• _What the task requires_
Please reproduce each of the records below word for word, leaving out the pictures.

• _Listings of boxed layout items_
○ ○ ○ ○ ○
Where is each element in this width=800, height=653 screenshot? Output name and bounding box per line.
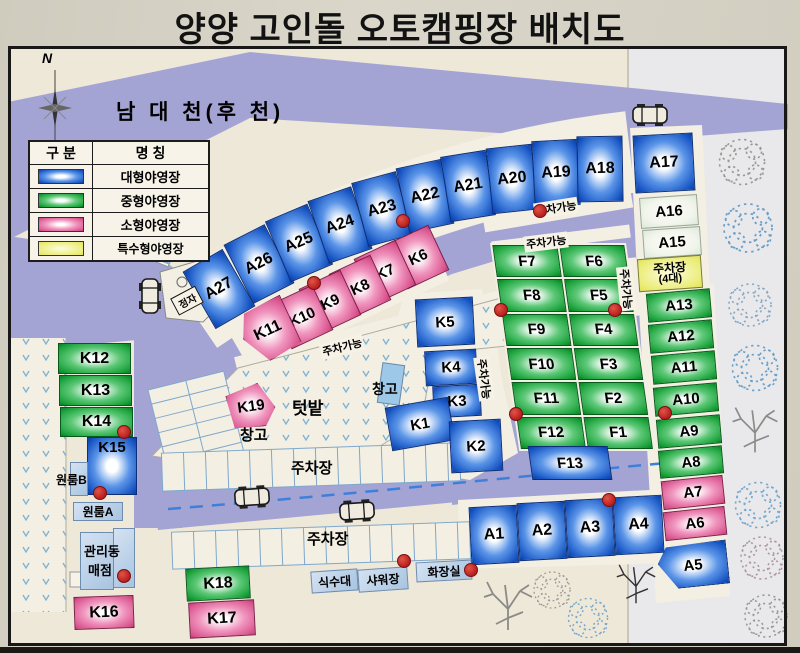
site-k17: K17: [188, 599, 256, 638]
site-a2: A2: [517, 501, 568, 561]
parking-lot-label-2: 주차장: [307, 528, 348, 549]
legend-swatch-large: [38, 169, 84, 184]
parking-4cars-box: 주차장 (4대): [637, 255, 703, 292]
site-k15: K15: [87, 437, 137, 495]
site-k12: K12: [58, 343, 131, 374]
red-dot: [464, 563, 478, 577]
campground-map-board: 양양 고인돌 오토캠핑장 배치도 N 남 대 천(후 천) 구 분 명 칭 대형…: [0, 0, 800, 653]
red-dot: [494, 303, 508, 317]
red-dot: [307, 276, 321, 290]
site-a13: A13: [646, 288, 712, 322]
water-station: 식수대: [310, 568, 358, 593]
legend-header-category: 구 분: [30, 142, 93, 164]
car-icon: [633, 104, 667, 126]
warehouse-label-2: 창고: [240, 424, 268, 445]
legend-swatch-special: [38, 241, 84, 256]
car-icon: [339, 499, 374, 523]
site-a15: A15: [642, 226, 702, 259]
site-a4: A4: [613, 495, 665, 555]
site-f2: F2: [579, 382, 649, 414]
site-f10: F10: [507, 348, 577, 380]
legend-label-special: 특수형야영장: [93, 237, 208, 260]
site-f1: F1: [583, 417, 653, 449]
store-label: 매점: [88, 560, 112, 579]
legend-label-large: 대형야영장: [93, 165, 208, 188]
site-f12: F12: [516, 417, 586, 449]
site-k18: K18: [185, 565, 251, 601]
red-dot: [509, 407, 523, 421]
site-k2: K2: [449, 419, 504, 474]
admin-label: 관리동: [84, 541, 120, 560]
garden-label: 텃밭: [292, 394, 323, 419]
site-a8: A8: [658, 445, 724, 478]
legend-header-name: 명 칭: [93, 142, 208, 164]
parking-lot-label-1: 주차장: [291, 457, 332, 478]
legend-label-medium: 중형야영장: [93, 189, 208, 212]
site-a12: A12: [648, 319, 714, 353]
compass-north-label: N: [42, 50, 52, 66]
red-dot: [658, 406, 672, 420]
red-dot: [397, 554, 411, 568]
board-bottom-edge: [0, 647, 800, 653]
site-k4: K4: [424, 349, 478, 387]
site-f4: F4: [569, 314, 639, 346]
car-icon: [234, 485, 269, 509]
site-a1: A1: [469, 505, 520, 565]
site-f13: F13: [528, 446, 613, 480]
river-label: 남 대 천(후 천): [116, 96, 284, 126]
red-dot: [117, 425, 131, 439]
site-k16: K16: [73, 595, 134, 630]
site-a17: A17: [633, 132, 696, 193]
legend-label-small: 소형야영장: [93, 213, 208, 236]
parking-4cars-line2: (4대): [658, 273, 682, 286]
car-icon: [139, 279, 161, 313]
site-a18: A18: [576, 136, 623, 203]
warehouse-label-1: 창고: [372, 379, 398, 399]
site-k5: K5: [415, 297, 475, 348]
site-a20: A20: [486, 144, 539, 214]
red-dot: [533, 204, 547, 218]
legend-swatch-small: [38, 217, 84, 232]
site-a11: A11: [651, 350, 717, 384]
legend: 구 분 명 칭 대형야영장 중형야영장 소형야영장 특수형야영장: [28, 140, 210, 262]
red-dot: [93, 486, 107, 500]
shower-building: 샤워장: [357, 566, 408, 592]
map-title: 양양 고인돌 오토캠핑장 배치도: [0, 2, 800, 51]
legend-swatch-medium: [38, 193, 84, 208]
site-f3: F3: [574, 348, 644, 380]
red-dot: [602, 493, 616, 507]
site-f9: F9: [502, 314, 572, 346]
oneroom-b-label: 원룸B: [56, 471, 87, 488]
oneroom-a-building: 원룸A: [73, 502, 123, 521]
site-a16: A16: [639, 194, 699, 229]
red-dot: [117, 569, 131, 583]
red-dot: [608, 303, 622, 317]
red-dot: [396, 214, 410, 228]
site-k13: K13: [59, 375, 132, 406]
○ ○ ○ ○ ○
• _Result_
Where is each element in this width=800, height=653 screenshot? Output name and bounding box per line.
site-k17: K17: [188, 599, 256, 638]
site-a2: A2: [517, 501, 568, 561]
parking-lot-label-2: 주차장: [307, 528, 348, 549]
legend-swatch-large: [38, 169, 84, 184]
parking-4cars-box: 주차장 (4대): [637, 255, 703, 292]
site-k15: K15: [87, 437, 137, 495]
site-k12: K12: [58, 343, 131, 374]
red-dot: [464, 563, 478, 577]
campground-map-board: 양양 고인돌 오토캠핑장 배치도 N 남 대 천(후 천) 구 분 명 칭 대형…: [0, 0, 800, 653]
red-dot: [494, 303, 508, 317]
red-dot: [307, 276, 321, 290]
site-a13: A13: [646, 288, 712, 322]
water-station: 식수대: [310, 568, 358, 593]
legend-header-category: 구 분: [30, 142, 93, 164]
car-icon: [633, 104, 667, 126]
warehouse-label-2: 창고: [240, 424, 268, 445]
legend-swatch-special: [38, 241, 84, 256]
car-icon: [339, 499, 374, 523]
site-a15: A15: [642, 226, 702, 259]
site-a4: A4: [613, 495, 665, 555]
site-f2: F2: [579, 382, 649, 414]
site-f10: F10: [507, 348, 577, 380]
legend-label-special: 특수형야영장: [93, 237, 208, 260]
site-f1: F1: [583, 417, 653, 449]
store-label: 매점: [88, 560, 112, 579]
legend-label-large: 대형야영장: [93, 165, 208, 188]
site-f12: F12: [516, 417, 586, 449]
site-k18: K18: [185, 565, 251, 601]
red-dot: [509, 407, 523, 421]
site-k2: K2: [449, 419, 504, 474]
admin-label: 관리동: [84, 541, 120, 560]
garden-label: 텃밭: [292, 394, 323, 419]
site-a8: A8: [658, 445, 724, 478]
legend-header-name: 명 칭: [93, 142, 208, 164]
parking-lot-label-1: 주차장: [291, 457, 332, 478]
legend-label-medium: 중형야영장: [93, 189, 208, 212]
site-a12: A12: [648, 319, 714, 353]
compass-north-label: N: [42, 50, 52, 66]
red-dot: [658, 406, 672, 420]
red-dot: [397, 554, 411, 568]
board-bottom-edge: [0, 647, 800, 653]
site-k4: K4: [424, 349, 478, 387]
site-f4: F4: [569, 314, 639, 346]
car-icon: [234, 485, 269, 509]
site-a1: A1: [469, 505, 520, 565]
site-f13: F13: [528, 446, 613, 480]
river-label: 남 대 천(후 천): [116, 96, 284, 126]
red-dot: [117, 425, 131, 439]
site-k16: K16: [73, 595, 134, 630]
site-a17: A17: [633, 132, 696, 193]
legend-label-small: 소형야영장: [93, 213, 208, 236]
parking-4cars-line2: (4대): [658, 273, 682, 286]
car-icon: [139, 279, 161, 313]
site-a18: A18: [576, 136, 623, 203]
warehouse-label-1: 창고: [372, 379, 398, 399]
site-k5: K5: [415, 297, 475, 348]
site-a20: A20: [486, 144, 539, 214]
red-dot: [533, 204, 547, 218]
legend-swatch-small: [38, 217, 84, 232]
site-a11: A11: [651, 350, 717, 384]
legend: 구 분 명 칭 대형야영장 중형야영장 소형야영장 특수형야영장: [28, 140, 210, 262]
red-dot: [93, 486, 107, 500]
shower-building: 샤워장: [357, 566, 408, 592]
map-title: 양양 고인돌 오토캠핑장 배치도: [0, 2, 800, 51]
legend-swatch-medium: [38, 193, 84, 208]
site-f3: F3: [574, 348, 644, 380]
red-dot: [602, 493, 616, 507]
site-f9: F9: [502, 314, 572, 346]
oneroom-b-label: 원룸B: [56, 471, 87, 488]
oneroom-a-building: 원룸A: [73, 502, 123, 521]
site-a16: A16: [639, 194, 699, 229]
red-dot: [117, 569, 131, 583]
red-dot: [608, 303, 622, 317]
red-dot: [396, 214, 410, 228]
site-k13: K13: [59, 375, 132, 406]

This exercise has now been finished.